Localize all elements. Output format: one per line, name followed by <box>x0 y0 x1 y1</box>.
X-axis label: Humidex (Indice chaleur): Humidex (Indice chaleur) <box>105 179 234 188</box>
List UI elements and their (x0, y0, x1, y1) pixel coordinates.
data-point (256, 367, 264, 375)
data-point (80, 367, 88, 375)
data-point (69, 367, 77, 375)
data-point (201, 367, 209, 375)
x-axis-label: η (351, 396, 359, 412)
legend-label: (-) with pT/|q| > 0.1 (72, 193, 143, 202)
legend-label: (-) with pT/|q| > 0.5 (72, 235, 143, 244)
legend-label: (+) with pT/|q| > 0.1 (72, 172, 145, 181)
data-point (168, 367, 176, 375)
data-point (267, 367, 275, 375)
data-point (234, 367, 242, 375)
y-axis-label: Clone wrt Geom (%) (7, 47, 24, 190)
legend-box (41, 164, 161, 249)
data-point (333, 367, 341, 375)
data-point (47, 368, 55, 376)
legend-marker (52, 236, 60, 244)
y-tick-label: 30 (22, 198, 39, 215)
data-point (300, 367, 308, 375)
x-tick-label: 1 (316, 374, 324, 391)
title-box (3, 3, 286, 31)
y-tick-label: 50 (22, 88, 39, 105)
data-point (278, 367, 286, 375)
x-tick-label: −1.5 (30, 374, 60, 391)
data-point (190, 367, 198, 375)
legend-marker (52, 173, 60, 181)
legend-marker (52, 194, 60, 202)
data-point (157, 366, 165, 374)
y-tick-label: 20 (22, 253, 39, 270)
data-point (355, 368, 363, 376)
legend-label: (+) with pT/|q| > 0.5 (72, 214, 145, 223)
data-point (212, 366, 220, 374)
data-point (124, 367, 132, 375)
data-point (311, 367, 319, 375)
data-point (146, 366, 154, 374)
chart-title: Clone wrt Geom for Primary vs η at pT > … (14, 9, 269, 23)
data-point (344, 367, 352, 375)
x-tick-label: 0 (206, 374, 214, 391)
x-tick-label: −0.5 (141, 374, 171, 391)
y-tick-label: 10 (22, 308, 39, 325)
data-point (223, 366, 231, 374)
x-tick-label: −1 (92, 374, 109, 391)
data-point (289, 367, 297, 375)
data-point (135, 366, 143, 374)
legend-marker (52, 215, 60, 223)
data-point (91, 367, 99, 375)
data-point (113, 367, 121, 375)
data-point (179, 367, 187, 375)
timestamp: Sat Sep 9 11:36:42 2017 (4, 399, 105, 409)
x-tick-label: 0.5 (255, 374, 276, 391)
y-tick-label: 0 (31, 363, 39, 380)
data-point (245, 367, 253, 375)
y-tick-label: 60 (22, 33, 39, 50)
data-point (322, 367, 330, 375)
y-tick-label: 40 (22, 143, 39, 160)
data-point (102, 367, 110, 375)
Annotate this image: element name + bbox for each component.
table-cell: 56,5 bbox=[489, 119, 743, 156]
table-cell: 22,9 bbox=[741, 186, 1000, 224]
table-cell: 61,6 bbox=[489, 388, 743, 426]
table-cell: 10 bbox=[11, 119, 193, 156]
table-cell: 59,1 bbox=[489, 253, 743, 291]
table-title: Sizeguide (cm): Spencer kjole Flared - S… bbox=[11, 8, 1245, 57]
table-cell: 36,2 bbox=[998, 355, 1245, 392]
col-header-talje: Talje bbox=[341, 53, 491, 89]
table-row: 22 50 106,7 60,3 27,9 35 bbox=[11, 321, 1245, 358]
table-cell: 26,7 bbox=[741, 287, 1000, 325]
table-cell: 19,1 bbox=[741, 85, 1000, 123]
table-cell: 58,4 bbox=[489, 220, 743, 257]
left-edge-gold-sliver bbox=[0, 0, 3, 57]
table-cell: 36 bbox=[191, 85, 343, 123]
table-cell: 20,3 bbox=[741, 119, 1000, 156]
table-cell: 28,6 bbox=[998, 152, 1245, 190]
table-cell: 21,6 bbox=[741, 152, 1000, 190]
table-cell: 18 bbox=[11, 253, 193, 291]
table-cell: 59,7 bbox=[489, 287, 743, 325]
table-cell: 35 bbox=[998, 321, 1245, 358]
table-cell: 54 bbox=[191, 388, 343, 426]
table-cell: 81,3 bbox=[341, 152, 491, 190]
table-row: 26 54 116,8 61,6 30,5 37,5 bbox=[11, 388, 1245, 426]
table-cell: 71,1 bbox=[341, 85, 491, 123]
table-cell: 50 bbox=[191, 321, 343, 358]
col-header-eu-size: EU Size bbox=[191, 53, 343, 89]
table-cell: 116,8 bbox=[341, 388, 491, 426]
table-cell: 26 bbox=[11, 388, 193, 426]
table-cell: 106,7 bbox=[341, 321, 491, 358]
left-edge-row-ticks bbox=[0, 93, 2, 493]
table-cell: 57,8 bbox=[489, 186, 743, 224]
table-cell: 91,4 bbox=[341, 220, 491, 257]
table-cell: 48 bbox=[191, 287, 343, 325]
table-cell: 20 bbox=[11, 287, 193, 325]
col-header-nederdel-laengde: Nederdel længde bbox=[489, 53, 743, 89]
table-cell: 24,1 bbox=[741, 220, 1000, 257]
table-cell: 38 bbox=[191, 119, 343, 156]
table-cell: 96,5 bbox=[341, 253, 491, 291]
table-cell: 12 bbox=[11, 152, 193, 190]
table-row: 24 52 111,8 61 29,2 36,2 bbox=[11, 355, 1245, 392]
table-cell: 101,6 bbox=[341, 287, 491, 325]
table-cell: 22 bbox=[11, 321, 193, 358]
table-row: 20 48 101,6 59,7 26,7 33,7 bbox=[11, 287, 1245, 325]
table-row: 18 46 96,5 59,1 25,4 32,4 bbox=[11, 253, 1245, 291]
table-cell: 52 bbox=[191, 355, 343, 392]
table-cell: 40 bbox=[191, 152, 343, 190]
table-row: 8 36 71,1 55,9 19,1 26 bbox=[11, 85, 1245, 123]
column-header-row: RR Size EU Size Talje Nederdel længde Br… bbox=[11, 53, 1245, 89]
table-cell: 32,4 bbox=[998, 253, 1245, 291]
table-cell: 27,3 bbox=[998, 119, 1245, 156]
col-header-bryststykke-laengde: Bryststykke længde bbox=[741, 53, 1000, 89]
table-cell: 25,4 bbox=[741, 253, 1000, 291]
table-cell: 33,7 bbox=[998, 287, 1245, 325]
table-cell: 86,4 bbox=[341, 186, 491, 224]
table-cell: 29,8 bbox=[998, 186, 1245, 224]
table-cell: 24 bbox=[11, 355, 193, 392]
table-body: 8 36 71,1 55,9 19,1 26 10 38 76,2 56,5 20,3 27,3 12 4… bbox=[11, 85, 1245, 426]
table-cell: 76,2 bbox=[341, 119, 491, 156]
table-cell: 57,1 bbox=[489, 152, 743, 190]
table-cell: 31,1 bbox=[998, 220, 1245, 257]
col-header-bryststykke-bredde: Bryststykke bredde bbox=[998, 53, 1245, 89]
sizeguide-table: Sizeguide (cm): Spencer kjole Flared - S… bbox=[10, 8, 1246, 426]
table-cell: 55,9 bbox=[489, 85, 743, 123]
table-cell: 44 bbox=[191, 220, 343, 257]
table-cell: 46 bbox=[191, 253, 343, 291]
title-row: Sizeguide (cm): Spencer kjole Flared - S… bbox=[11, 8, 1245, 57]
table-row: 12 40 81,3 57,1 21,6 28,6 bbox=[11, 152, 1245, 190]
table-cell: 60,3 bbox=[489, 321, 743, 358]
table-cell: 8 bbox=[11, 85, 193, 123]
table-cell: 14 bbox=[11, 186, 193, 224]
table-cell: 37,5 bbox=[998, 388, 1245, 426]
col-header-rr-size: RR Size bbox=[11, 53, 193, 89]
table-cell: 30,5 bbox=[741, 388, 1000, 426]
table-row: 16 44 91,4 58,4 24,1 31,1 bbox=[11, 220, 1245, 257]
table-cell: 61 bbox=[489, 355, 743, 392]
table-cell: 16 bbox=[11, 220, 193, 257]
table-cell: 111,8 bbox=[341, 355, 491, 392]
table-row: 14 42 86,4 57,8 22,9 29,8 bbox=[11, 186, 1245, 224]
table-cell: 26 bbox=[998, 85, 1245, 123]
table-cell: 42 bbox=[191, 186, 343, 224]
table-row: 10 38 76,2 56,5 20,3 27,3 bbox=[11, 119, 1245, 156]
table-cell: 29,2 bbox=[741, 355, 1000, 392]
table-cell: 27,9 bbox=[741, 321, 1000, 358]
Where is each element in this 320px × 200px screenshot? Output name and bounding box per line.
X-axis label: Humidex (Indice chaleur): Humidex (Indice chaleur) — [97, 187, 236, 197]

(УСЛОВИЕ ЗАДАНИЯ) Замените «data-point» на «data-marker» в строках от начала данных до строки с «data-point (80, 367, 88, 375)» включительно и приведите эти строки целиком. Остальной текст в них оставьте без изменений.

(ПОЛНЫЙ ОТВЕТ)
Localize all elements. Output format: one per line, name followed by <box>x0 y0 x1 y1</box>.
X-axis label: Humidex (Indice chaleur): Humidex (Indice chaleur) <box>105 179 234 188</box>
List UI elements and their (x0, y0, x1, y1) pixel coordinates.
data-marker (256, 367, 264, 375)
data-marker (80, 367, 88, 375)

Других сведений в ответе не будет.